#### Excerpt to read ####

Advisory Panel
The Setup
I’m a solo operator running multiple things — a personal brand, a bakery, teaching, a book, client work when it makes sense. Every decision has tradeoffs. Should I raise my session price? Is this new idea a distraction or an opportunity? Should I build this app or finish the book first?
I don’t have a board of directors. I don’t have a business partner. I have a coach (Gianna, she’s great) but she’s not available at 9pm when I’m spiraling about whether to launch a workshop or finish a chapter.
What I wanted: a way to get multiple expert perspectives on any business question, instantly, without scheduling calls or paying for five different consultants.
The Build
I built a Claude Cowork skill — a structured prompt architecture that simulates a 25-person advisory panel. Each “expert” has a defined role, a perspective, and a communication style. There’s a pricing strategist, a brand advisor, a content strategist, a financial planner, a community builder, and twenty more.
The skill loads my full business context — my dossier files, revenue model, current projects, decision filters, and what I’m focused on this quarter. When I ask a question, the panel debates it. They disagree with each other. They surface tradeoffs I didn’t see. They reference my actual numbers and constraints, not generic advice.
It’s not a chatbot pretending to be smart. It’s a structured decision-making framework that happens to run inside an AI tool.
The Mess
The first version was too agreeable. Every “expert” basically said the same thing with different words. That’s useless. A good advisory board has tension — the financial person pushes back on the creative person, the brand advisor disagrees with the growth hacker.
Getting the personas to genuinely conflict took work. I had to define not just their expertise but their biases, their blind spots, and what they’d fight about. The pricing strategist needs to care about margins more than the community builder cares about accessibility. The brand advisor needs to say “that’s off-brand” even when the growth person says “but it’ll convert.”
The other mess: context loading. An advisory panel that doesn’t know your business is just a fancy opinion generator. Getting the skill to reliably pull in the right dossier files, the right revenue numbers, the right current priorities — that took iteration. The panel needed to know that I’m parked on client work, focused on the book, and running a bakery simultaneously. Without that context, the advice was generic.

#### Supplied records ####

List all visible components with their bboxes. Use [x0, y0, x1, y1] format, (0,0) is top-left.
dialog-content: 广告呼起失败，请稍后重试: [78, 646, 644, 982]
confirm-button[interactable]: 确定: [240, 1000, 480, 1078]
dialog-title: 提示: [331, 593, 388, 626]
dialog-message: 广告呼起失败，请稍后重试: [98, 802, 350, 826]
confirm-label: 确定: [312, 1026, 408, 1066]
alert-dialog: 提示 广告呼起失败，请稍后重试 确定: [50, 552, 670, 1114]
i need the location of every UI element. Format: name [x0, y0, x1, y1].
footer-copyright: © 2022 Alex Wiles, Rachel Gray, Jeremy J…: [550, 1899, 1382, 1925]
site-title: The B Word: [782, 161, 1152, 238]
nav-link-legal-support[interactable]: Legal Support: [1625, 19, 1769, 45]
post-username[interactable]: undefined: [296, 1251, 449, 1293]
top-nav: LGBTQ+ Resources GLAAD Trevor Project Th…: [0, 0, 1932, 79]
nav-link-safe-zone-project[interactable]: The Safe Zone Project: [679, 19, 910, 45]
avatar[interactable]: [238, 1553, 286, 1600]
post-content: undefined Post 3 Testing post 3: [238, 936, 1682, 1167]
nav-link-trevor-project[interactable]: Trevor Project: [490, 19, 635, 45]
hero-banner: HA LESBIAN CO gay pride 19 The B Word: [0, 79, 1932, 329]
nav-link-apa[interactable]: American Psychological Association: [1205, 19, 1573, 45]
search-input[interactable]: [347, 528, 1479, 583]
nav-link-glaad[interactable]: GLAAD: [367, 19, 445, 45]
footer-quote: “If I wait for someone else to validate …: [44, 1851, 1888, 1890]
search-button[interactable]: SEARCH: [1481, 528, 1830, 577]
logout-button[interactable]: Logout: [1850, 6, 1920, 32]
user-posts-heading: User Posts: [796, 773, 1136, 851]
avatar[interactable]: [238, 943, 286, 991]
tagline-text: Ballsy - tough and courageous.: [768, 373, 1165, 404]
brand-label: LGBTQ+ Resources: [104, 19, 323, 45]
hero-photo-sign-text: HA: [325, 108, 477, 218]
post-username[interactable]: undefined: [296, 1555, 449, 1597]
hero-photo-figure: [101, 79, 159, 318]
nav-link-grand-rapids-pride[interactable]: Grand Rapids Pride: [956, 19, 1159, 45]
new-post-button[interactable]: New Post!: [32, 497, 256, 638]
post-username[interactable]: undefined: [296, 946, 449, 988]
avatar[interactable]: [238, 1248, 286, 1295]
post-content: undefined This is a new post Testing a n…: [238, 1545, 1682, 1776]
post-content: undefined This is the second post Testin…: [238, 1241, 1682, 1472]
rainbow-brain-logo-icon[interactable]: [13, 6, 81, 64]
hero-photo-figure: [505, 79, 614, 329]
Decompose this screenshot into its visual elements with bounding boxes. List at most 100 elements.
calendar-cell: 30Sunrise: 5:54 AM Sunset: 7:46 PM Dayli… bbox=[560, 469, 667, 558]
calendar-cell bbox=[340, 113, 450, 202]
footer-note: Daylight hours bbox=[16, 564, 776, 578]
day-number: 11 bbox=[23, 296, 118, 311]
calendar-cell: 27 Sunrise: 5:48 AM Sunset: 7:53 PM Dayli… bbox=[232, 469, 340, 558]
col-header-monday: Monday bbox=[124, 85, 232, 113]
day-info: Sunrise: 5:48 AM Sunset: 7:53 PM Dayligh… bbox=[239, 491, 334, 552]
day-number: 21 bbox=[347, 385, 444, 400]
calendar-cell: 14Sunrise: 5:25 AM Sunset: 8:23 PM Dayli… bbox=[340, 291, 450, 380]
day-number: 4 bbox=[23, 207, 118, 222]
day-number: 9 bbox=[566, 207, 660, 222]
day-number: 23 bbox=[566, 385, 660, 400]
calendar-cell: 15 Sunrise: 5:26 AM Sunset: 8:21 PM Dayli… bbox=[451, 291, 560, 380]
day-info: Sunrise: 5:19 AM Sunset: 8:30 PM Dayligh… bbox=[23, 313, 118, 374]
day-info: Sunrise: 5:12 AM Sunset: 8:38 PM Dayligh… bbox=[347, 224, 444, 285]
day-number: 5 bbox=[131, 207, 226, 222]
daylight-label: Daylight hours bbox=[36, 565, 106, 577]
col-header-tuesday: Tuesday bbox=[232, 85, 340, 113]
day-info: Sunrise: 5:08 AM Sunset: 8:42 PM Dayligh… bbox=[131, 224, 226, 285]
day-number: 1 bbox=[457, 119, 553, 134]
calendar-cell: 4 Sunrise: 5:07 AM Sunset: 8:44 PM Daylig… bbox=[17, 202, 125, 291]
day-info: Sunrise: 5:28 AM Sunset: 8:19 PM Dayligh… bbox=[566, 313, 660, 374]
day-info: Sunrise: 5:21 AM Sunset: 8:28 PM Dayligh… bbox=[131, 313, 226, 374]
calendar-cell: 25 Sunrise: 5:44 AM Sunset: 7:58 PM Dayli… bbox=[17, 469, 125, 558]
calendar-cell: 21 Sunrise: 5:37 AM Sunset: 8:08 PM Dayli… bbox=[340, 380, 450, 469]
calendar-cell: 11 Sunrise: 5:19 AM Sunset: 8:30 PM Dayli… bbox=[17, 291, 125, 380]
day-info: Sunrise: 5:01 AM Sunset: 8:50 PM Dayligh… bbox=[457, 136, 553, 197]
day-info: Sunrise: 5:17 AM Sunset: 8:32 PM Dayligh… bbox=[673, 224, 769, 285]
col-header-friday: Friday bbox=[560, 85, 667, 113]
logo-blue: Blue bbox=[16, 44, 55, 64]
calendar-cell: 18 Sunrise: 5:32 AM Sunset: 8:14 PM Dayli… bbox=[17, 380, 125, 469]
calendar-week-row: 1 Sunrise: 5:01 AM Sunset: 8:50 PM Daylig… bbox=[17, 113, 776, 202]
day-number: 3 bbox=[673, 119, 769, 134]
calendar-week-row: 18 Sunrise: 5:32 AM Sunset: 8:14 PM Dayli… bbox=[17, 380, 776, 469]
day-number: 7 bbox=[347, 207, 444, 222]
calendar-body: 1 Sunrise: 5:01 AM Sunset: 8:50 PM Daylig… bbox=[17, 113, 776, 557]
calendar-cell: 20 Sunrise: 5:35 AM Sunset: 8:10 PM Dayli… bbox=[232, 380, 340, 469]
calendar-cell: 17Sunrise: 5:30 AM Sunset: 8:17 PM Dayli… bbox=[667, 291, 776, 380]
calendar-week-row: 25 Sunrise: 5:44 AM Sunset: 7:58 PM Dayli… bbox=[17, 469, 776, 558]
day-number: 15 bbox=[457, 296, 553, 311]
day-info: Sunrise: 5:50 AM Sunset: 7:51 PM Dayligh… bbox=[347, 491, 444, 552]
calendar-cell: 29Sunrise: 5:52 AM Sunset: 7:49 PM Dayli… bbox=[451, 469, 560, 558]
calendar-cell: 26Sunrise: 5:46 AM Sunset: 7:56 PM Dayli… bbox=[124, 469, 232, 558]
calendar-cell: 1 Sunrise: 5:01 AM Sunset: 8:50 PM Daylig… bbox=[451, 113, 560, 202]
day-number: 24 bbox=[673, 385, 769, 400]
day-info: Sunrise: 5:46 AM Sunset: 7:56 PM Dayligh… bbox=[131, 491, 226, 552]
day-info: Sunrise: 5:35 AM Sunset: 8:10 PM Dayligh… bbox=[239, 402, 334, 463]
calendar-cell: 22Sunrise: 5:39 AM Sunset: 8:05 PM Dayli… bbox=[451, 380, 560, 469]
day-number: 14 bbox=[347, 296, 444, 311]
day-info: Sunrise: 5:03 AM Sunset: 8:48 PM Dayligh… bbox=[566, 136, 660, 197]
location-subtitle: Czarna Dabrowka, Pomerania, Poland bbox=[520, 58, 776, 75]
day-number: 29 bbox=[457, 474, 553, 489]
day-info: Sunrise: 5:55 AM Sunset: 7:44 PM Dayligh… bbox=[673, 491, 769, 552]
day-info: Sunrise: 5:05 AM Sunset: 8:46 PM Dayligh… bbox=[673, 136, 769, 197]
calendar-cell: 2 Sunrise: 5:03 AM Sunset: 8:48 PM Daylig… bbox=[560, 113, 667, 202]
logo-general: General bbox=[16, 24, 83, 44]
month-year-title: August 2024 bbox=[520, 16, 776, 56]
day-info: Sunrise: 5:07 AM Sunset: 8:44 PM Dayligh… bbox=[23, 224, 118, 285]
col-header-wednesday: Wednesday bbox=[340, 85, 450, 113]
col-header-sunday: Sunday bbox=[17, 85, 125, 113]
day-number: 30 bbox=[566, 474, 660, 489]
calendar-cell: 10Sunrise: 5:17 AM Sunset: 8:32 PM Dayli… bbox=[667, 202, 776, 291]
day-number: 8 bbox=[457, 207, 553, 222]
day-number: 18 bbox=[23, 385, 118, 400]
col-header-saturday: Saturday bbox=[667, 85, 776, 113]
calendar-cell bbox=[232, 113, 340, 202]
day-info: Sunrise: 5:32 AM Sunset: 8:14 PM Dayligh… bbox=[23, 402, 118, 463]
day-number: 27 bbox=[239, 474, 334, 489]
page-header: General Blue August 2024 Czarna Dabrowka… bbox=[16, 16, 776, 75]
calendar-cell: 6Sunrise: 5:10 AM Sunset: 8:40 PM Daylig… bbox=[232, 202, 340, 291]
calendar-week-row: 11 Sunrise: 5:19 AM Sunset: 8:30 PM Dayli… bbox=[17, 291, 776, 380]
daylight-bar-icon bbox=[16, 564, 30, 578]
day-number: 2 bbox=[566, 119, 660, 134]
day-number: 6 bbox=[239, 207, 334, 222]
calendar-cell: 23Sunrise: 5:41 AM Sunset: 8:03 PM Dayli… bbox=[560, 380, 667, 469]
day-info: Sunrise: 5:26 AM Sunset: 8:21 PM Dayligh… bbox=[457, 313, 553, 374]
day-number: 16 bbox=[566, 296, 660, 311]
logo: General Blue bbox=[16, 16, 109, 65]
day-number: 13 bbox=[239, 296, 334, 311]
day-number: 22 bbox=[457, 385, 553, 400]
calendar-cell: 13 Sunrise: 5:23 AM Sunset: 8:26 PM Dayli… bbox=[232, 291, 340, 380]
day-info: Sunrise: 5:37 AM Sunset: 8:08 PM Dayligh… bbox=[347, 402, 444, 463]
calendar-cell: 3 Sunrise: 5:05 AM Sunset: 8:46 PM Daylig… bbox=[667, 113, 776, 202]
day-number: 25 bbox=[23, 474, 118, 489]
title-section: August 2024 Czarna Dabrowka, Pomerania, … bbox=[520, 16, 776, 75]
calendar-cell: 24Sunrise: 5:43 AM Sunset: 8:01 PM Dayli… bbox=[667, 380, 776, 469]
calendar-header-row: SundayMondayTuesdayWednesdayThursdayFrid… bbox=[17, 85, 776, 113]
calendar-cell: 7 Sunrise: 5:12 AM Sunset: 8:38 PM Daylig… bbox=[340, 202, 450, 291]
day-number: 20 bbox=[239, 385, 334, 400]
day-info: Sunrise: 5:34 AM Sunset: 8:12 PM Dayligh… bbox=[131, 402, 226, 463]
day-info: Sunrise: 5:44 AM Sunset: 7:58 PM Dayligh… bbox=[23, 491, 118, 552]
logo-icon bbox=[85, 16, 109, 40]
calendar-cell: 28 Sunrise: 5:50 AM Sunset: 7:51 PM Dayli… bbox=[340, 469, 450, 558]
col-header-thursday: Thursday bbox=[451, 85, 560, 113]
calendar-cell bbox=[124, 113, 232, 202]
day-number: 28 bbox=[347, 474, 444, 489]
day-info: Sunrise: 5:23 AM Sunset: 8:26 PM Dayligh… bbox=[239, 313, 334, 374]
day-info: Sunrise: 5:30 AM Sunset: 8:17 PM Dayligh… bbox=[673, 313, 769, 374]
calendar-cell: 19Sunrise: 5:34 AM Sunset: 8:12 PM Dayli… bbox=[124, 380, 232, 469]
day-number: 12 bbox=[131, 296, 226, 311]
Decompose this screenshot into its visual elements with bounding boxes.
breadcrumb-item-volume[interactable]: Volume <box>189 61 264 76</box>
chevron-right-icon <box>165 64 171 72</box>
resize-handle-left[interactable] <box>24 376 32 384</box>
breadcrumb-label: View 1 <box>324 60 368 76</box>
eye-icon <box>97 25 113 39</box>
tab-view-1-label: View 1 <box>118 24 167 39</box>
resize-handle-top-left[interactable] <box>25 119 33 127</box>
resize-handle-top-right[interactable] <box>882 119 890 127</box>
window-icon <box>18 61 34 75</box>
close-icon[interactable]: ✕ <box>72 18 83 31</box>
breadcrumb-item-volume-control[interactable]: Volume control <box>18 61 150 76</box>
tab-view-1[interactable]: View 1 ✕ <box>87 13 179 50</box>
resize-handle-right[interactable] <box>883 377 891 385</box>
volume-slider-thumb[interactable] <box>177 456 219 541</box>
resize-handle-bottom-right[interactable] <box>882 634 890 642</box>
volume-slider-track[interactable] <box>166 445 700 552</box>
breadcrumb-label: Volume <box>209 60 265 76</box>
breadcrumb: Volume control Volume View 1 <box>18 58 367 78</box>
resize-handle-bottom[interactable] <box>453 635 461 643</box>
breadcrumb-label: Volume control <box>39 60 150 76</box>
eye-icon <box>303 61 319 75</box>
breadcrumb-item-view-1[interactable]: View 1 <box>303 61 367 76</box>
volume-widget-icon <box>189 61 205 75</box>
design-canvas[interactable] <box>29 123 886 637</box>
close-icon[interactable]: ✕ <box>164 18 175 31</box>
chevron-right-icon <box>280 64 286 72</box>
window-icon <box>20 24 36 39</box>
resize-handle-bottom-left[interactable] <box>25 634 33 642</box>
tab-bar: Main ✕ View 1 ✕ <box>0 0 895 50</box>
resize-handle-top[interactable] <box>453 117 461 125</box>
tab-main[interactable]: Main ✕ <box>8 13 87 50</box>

####

- _Exercise tasks_:
#1 Transcribe the part of the advisory panel piece that opens with the words containing "I don’t have a board" and closes with "five different consultants.".
#2 Translate this sentence from the advisory panel piece into Spanish: "The first version was too agreeable."
Disregard the records, which have nothing to do with this work.

- _Responses to the tasks_:
#1
I don’t have a board of directors. I don’t have a business partner. I have a coach (Gianna, she’s great) but she’s not available at 9pm when I’m spiraling about whether to launch a workshop or finish a chapter.
What I wanted: a way to get multiple expert perspectives on any business question, instantly, without scheduling calls or paying for five different consultants.

#2 La primera versión era demasiado complaciente.